TASK BRIEF: It is required that all of the data be written out exactly.

EXERCISE INPUTS:
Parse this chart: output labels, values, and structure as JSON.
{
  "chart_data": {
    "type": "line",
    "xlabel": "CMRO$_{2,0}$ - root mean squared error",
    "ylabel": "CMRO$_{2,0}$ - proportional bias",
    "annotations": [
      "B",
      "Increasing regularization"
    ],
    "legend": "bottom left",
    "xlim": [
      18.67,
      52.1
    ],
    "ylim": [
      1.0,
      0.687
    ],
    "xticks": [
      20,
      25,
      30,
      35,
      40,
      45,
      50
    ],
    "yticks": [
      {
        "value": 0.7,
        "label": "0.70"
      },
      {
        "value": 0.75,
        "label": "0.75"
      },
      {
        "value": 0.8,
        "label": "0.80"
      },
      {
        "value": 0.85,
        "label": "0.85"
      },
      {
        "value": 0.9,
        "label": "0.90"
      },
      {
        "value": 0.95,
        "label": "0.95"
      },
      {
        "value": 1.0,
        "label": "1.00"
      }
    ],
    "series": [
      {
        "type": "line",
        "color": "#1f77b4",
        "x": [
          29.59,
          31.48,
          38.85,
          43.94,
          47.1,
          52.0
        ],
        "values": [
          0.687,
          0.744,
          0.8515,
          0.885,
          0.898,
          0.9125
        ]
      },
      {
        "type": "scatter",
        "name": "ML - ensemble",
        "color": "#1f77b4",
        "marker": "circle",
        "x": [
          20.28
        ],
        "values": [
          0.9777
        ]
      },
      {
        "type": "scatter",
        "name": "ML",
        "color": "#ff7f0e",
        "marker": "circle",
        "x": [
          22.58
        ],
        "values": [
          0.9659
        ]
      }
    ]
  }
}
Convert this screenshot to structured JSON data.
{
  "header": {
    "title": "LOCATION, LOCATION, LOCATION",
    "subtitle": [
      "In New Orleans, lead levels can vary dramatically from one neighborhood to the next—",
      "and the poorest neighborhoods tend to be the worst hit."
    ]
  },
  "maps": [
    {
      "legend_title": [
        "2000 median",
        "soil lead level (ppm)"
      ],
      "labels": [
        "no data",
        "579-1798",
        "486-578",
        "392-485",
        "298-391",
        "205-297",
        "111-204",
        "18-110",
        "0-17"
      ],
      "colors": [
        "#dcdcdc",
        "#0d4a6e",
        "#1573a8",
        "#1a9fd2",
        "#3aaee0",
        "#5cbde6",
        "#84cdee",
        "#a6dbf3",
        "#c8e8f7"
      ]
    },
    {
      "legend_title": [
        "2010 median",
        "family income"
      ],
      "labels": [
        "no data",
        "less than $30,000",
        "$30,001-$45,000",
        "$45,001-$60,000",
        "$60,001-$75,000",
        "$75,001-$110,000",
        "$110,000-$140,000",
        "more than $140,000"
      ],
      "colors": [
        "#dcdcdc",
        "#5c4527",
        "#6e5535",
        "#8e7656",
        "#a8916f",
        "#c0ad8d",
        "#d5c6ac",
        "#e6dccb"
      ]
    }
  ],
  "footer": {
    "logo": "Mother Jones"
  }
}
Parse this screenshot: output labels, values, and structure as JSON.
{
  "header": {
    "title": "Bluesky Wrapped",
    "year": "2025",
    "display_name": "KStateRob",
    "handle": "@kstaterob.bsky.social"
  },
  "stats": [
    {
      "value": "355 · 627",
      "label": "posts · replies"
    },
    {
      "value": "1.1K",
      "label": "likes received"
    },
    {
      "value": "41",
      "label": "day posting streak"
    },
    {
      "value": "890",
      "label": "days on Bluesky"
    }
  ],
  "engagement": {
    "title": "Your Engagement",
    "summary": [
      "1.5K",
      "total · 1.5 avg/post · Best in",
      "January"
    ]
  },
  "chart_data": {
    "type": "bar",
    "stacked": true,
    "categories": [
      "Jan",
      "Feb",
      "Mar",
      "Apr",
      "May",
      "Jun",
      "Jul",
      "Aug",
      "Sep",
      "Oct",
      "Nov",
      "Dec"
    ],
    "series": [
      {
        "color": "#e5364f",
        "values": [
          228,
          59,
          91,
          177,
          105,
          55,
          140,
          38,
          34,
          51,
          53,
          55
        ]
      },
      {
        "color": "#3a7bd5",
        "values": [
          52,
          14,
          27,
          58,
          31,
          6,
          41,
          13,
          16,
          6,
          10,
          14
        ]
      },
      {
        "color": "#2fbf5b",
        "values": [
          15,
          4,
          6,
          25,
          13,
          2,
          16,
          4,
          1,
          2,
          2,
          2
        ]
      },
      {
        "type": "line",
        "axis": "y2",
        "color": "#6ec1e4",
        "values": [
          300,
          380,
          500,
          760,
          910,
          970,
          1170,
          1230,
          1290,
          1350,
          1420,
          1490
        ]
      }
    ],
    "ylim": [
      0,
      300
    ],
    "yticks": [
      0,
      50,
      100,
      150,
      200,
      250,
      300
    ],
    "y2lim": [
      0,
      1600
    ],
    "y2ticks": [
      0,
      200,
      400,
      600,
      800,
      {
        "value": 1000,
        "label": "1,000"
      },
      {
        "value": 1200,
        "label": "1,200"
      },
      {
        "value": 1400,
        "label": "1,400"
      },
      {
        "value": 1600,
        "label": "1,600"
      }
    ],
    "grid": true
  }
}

COMPLETED TASK:
Parse this chart: output labels, values, and structure as JSON.
{
  "chart_data": {
    "type": "line",
    "xlabel": "CMRO$_{2,0}$ - root mean squared error",
    "ylabel": "CMRO$_{2,0}$ - proportional bias",
    "annotations": [
      "B",
      "Increasing regularization"
    ],
    "legend": "bottom left",
    "xlim": [
      18.67,
      52.1
    ],
    "ylim": [
      1.0,
      0.687
    ],
    "xticks": [
      20,
      25,
      30,
      35,
      40,
      45,
      50
    ],
    "yticks": [
      {
        "value": 0.7,
        "label": "0.70"
      },
      {
        "value": 0.75,
        "label": "0.75"
      },
      {
        "value": 0.8,
        "label": "0.80"
      },
      {
        "value": 0.85,
        "label": "0.85"
      },
      {
        "value": 0.9,
        "label": "0.90"
      },
      {
        "value": 0.95,
        "label": "0.95"
      },
      {
        "value": 1.0,
        "label": "1.00"
      }
    ],
    "series": [
      {
        "type": "line",
        "color": "#1f77b4",
        "x": [
          29.59,
          31.48,
          38.85,
          43.94,
          47.1,
          52.0
        ],
        "values": [
          0.687,
          0.744,
          0.8515,
          0.885,
          0.898,
          0.9125
        ]
      },
      {
        "type": "scatter",
        "name": "ML - ensemble",
        "color": "#1f77b4",
        "marker": "circle",
        "x": [
          20.28
        ],
        "values": [
          0.9777
        ]
      },
      {
        "type": "scatter",
        "name": "ML",
        "color": "#ff7f0e",
        "marker": "circle",
        "x": [
          22.58
        ],
        "values": [
          0.9659
        ]
      }
    ]
  }
}
Convert this screenshot to structured JSON data.
{
  "header": {
    "title": "LOCATION, LOCATION, LOCATION",
    "subtitle": [
      "In New Orleans, lead levels can vary dramatically from one neighborhood to the next—",
      "and the poorest neighborhoods tend to be the worst hit."
    ]
  },
  "maps": [
    {
      "legend_title": [
        "2000 median",
        "soil lead level (ppm)"
      ],
      "labels": [
        "no data",
        "579-1798",
        "486-578",
        "392-485",
        "298-391",
        "205-297",
        "111-204",
        "18-110",
        "0-17"
      ],
      "colors": [
        "#dcdcdc",
        "#0d4a6e",
        "#1573a8",
        "#1a9fd2",
        "#3aaee0",
        "#5cbde6",
        "#84cdee",
        "#a6dbf3",
        "#c8e8f7"
      ]
    },
    {
      "legend_title": [
        "2010 median",
        "family income"
      ],
      "labels": [
        "no data",
        "less than $30,000",
        "$30,001-$45,000",
        "$45,001-$60,000",
        "$60,001-$75,000",
        "$75,001-$110,000",
        "$110,000-$140,000",
        "more than $140,000"
      ],
      "colors": [
        "#dcdcdc",
        "#5c4527",
        "#6e5535",
        "#8e7656",
        "#a8916f",
        "#c0ad8d",
        "#d5c6ac",
        "#e6dccb"
      ]
    }
  ],
  "footer": {
    "logo": "Mother Jones"
  }
}
Parse this screenshot: output labels, values, and structure as JSON.
{
  "header": {
    "title": "Bluesky Wrapped",
    "year": "2025",
    "display_name": "KStateRob",
    "handle": "@kstaterob.bsky.social"
  },
  "stats": [
    {
      "value": "355 · 627",
      "label": "posts · replies"
    },
    {
      "value": "1.1K",
      "label": "likes received"
    },
    {
      "value": "41",
      "label": "day posting streak"
    },
    {
      "value": "890",
      "label": "days on Bluesky"
    }
  ],
  "engagement": {
    "title": "Your Engagement",
    "summary": [
      "1.5K",
      "total · 1.5 avg/post · Best in",
      "January"
    ]
  },
  "chart_data": {
    "type": "bar",
    "stacked": true,
    "categories": [
      "Jan",
      "Feb",
      "Mar",
      "Apr",
      "May",
      "Jun",
      "Jul",
      "Aug",
      "Sep",
      "Oct",
      "Nov",
      "Dec"
    ],
    "series": [
      {
        "color": "#e5364f",
        "values": [
          228,
          59,
          91,
          177,
          105,
          55,
          140,
          38,
          34,
          51,
          53,
          55
        ]
      },
      {
        "color": "#3a7bd5",
        "values": [
          52,
          14,
          27,
          58,
          31,
          6,
          41,
          13,
          16,
          6,
          10,
          14
        ]
      },
      {
        "color": "#2fbf5b",
        "values": [
          15,
          4,
          6,
          25,
          13,
          2,
          16,
          4,
          1,
          2,
          2,
          2
        ]
      },
      {
        "type": "line",
        "axis": "y2",
        "color": "#6ec1e4",
        "values": [
          300,
          380,
          500,
          760,
          910,
          970,
          1170,
          1230,
          1290,
          1350,
          1420,
          1490
        ]
      }
    ],
    "ylim": [
      0,
      300
    ],
    "yticks": [
      0,
      50,
      100,
      150,
      200,
      250,
      300
    ],
    "y2lim": [
      0,
      1600
    ],
    "y2ticks": [
      0,
      200,
      400,
      600,
      800,
      {
        "value": 1000,
        "label": "1,000"
      },
      {
        "value": 1200,
        "label": "1,200"
      },
      {
        "value": 1400,
        "label": "1,400"
      },
      {
        "value": 1600,
        "label": "1,600"
      }
    ],
    "grid": true
  }
}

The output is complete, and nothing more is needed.